» What needs to be done
Which lines hold the word "circular"? Copy each of them from the material.

-- Start --

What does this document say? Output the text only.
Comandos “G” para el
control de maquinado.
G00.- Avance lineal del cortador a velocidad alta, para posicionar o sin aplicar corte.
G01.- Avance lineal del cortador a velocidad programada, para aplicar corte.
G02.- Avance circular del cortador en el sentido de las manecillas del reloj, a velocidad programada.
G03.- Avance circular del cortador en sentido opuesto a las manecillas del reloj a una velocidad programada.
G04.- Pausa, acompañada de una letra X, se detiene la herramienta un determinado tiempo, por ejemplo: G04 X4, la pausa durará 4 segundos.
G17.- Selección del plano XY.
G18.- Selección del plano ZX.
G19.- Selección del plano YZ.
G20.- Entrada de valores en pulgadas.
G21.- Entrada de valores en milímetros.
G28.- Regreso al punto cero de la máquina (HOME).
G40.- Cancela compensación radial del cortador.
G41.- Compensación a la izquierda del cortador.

-- End --
-- Start --

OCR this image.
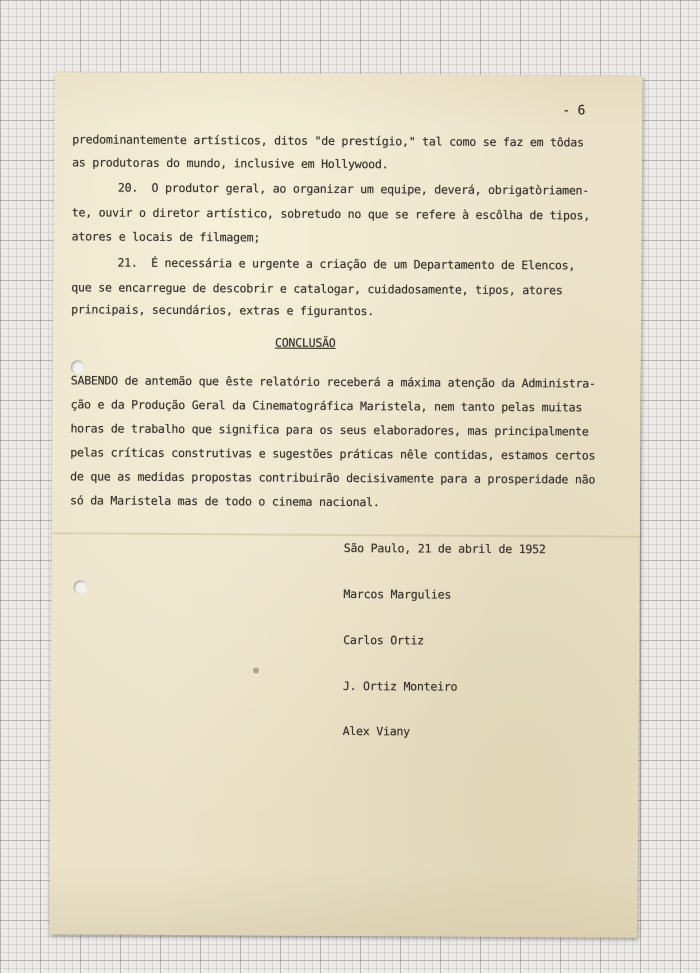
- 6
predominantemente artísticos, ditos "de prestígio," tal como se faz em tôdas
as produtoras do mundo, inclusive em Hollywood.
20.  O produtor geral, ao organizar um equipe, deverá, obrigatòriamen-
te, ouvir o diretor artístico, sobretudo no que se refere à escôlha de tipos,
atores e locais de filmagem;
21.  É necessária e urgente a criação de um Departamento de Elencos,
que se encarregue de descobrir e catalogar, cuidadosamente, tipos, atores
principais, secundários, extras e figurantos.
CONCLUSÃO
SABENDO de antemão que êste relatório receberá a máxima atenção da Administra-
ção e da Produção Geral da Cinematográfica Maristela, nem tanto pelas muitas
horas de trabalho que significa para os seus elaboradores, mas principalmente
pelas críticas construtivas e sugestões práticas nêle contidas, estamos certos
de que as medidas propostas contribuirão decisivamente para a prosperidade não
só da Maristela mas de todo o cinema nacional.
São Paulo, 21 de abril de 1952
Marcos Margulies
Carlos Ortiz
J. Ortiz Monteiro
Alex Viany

-- End --

» Worked answer
G02.- Avance circular del cortador en el sentido de las manecillas del reloj, a velocidad programada.
G03.- Avance circular del cortador en sentido opuesto a las manecillas del reloj a una velocidad programada.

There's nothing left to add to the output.